- THE PROBLEM
Write out the records beneath this line exactly as they appear, minus any images.

- DATA FOR THE TASK
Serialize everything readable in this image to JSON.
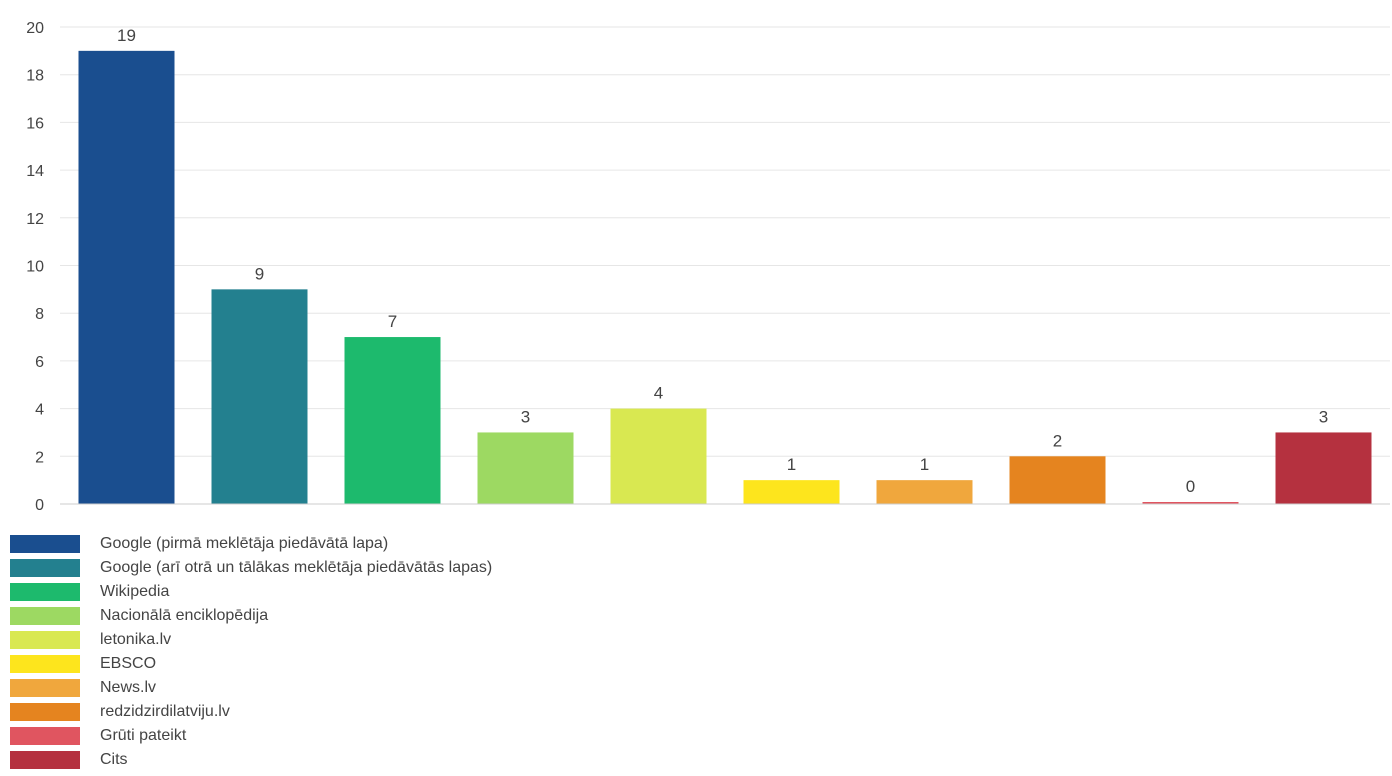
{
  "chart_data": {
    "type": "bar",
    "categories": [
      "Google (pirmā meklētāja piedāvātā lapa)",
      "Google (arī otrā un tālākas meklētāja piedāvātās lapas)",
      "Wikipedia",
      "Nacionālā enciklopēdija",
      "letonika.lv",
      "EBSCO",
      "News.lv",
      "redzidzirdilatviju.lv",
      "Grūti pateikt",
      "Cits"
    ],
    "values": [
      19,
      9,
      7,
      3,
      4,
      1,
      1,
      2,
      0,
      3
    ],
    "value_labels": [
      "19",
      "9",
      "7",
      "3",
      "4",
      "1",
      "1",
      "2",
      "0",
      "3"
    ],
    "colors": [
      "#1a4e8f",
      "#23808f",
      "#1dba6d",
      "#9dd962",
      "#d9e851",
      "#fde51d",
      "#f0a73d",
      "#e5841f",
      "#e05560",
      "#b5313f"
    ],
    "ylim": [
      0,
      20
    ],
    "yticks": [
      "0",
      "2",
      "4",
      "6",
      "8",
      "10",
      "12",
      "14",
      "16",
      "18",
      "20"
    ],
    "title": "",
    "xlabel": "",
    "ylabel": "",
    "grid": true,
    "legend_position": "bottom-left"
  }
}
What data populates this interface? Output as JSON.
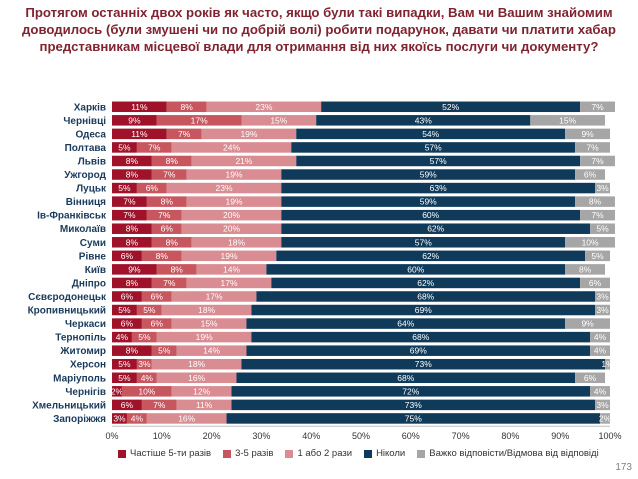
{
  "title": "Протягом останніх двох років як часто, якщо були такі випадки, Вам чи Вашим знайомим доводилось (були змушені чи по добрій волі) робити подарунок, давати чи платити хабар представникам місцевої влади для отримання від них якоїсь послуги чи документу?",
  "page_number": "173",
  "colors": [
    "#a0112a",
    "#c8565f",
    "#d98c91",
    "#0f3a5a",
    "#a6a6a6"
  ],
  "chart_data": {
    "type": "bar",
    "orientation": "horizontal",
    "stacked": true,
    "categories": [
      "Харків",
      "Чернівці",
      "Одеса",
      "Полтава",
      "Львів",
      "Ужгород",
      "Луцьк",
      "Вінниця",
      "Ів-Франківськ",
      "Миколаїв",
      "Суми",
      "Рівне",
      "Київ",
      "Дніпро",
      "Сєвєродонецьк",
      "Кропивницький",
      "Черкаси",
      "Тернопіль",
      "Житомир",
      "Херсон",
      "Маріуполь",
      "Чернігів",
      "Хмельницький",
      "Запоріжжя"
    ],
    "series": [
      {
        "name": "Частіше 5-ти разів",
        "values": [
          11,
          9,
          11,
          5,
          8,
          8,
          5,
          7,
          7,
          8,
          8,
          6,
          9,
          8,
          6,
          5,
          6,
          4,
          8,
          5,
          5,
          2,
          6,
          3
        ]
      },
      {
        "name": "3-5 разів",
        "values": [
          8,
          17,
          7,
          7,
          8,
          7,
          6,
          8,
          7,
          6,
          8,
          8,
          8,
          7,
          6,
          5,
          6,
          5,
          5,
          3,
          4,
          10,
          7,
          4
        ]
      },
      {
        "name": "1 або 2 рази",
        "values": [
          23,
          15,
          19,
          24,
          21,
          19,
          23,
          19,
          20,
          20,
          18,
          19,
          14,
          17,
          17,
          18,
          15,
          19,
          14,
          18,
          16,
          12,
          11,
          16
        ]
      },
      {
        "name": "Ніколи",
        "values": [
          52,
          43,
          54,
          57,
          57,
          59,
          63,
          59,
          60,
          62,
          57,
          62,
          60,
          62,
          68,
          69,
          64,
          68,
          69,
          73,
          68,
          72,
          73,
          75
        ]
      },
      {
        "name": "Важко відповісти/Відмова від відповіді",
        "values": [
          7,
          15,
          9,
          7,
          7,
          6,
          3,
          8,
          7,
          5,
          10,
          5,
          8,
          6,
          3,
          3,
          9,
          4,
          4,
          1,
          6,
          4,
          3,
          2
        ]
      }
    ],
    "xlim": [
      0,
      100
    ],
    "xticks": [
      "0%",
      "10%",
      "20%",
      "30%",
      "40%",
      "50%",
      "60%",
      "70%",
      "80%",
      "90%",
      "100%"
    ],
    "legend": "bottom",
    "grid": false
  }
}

- SOLUTION TO THIS TASK
Serialize everything readable in this image to JSON.
{
  "chart_data": {
    "type": "bar",
    "categories": [
      "Google (pirmā meklētāja piedāvātā lapa)",
      "Google (arī otrā un tālākas meklētāja piedāvātās lapas)",
      "Wikipedia",
      "Nacionālā enciklopēdija",
      "letonika.lv",
      "EBSCO",
      "News.lv",
      "redzidzirdilatviju.lv",
      "Grūti pateikt",
      "Cits"
    ],
    "values": [
      19,
      9,
      7,
      3,
      4,
      1,
      1,
      2,
      0,
      3
    ],
    "value_labels": [
      "19",
      "9",
      "7",
      "3",
      "4",
      "1",
      "1",
      "2",
      "0",
      "3"
    ],
    "colors": [
      "#1a4e8f",
      "#23808f",
      "#1dba6d",
      "#9dd962",
      "#d9e851",
      "#fde51d",
      "#f0a73d",
      "#e5841f",
      "#e05560",
      "#b5313f"
    ],
    "ylim": [
      0,
      20
    ],
    "yticks": [
      "0",
      "2",
      "4",
      "6",
      "8",
      "10",
      "12",
      "14",
      "16",
      "18",
      "20"
    ],
    "title": "",
    "xlabel": "",
    "ylabel": "",
    "grid": true,
    "legend_position": "bottom-left"
  }
}
What data populates this interface? Output as JSON.
{
  "title": "Протягом останніх двох років як часто, якщо були такі випадки, Вам чи Вашим знайомим доводилось (були змушені чи по добрій волі) робити подарунок, давати чи платити хабар представникам місцевої влади для отримання від них якоїсь послуги чи документу?",
  "page_number": "173",
  "colors": [
    "#a0112a",
    "#c8565f",
    "#d98c91",
    "#0f3a5a",
    "#a6a6a6"
  ],
  "chart_data": {
    "type": "bar",
    "orientation": "horizontal",
    "stacked": true,
    "categories": [
      "Харків",
      "Чернівці",
      "Одеса",
      "Полтава",
      "Львів",
      "Ужгород",
      "Луцьк",
      "Вінниця",
      "Ів-Франківськ",
      "Миколаїв",
      "Суми",
      "Рівне",
      "Київ",
      "Дніпро",
      "Сєвєродонецьк",
      "Кропивницький",
      "Черкаси",
      "Тернопіль",
      "Житомир",
      "Херсон",
      "Маріуполь",
      "Чернігів",
      "Хмельницький",
      "Запоріжжя"
    ],
    "series": [
      {
        "name": "Частіше 5-ти разів",
        "values": [
          11,
          9,
          11,
          5,
          8,
          8,
          5,
          7,
          7,
          8,
          8,
          6,
          9,
          8,
          6,
          5,
          6,
          4,
          8,
          5,
          5,
          2,
          6,
          3
        ]
      },
      {
        "name": "3-5 разів",
        "values": [
          8,
          17,
          7,
          7,
          8,
          7,
          6,
          8,
          7,
          6,
          8,
          8,
          8,
          7,
          6,
          5,
          6,
          5,
          5,
          3,
          4,
          10,
          7,
          4
        ]
      },
      {
        "name": "1 або 2 рази",
        "values": [
          23,
          15,
          19,
          24,
          21,
          19,
          23,
          19,
          20,
          20,
          18,
          19,
          14,
          17,
          17,
          18,
          15,
          19,
          14,
          18,
          16,
          12,
          11,
          16
        ]
      },
      {
        "name": "Ніколи",
        "values": [
          52,
          43,
          54,
          57,
          57,
          59,
          63,
          59,
          60,
          62,
          57,
          62,
          60,
          62,
          68,
          69,
          64,
          68,
          69,
          73,
          68,
          72,
          73,
          75
        ]
      },
      {
        "name": "Важко відповісти/Відмова від відповіді",
        "values": [
          7,
          15,
          9,
          7,
          7,
          6,
          3,
          8,
          7,
          5,
          10,
          5,
          8,
          6,
          3,
          3,
          9,
          4,
          4,
          1,
          6,
          4,
          3,
          2
        ]
      }
    ],
    "xlim": [
      0,
      100
    ],
    "xticks": [
      "0%",
      "10%",
      "20%",
      "30%",
      "40%",
      "50%",
      "60%",
      "70%",
      "80%",
      "90%",
      "100%"
    ],
    "legend": "bottom",
    "grid": false
  }
}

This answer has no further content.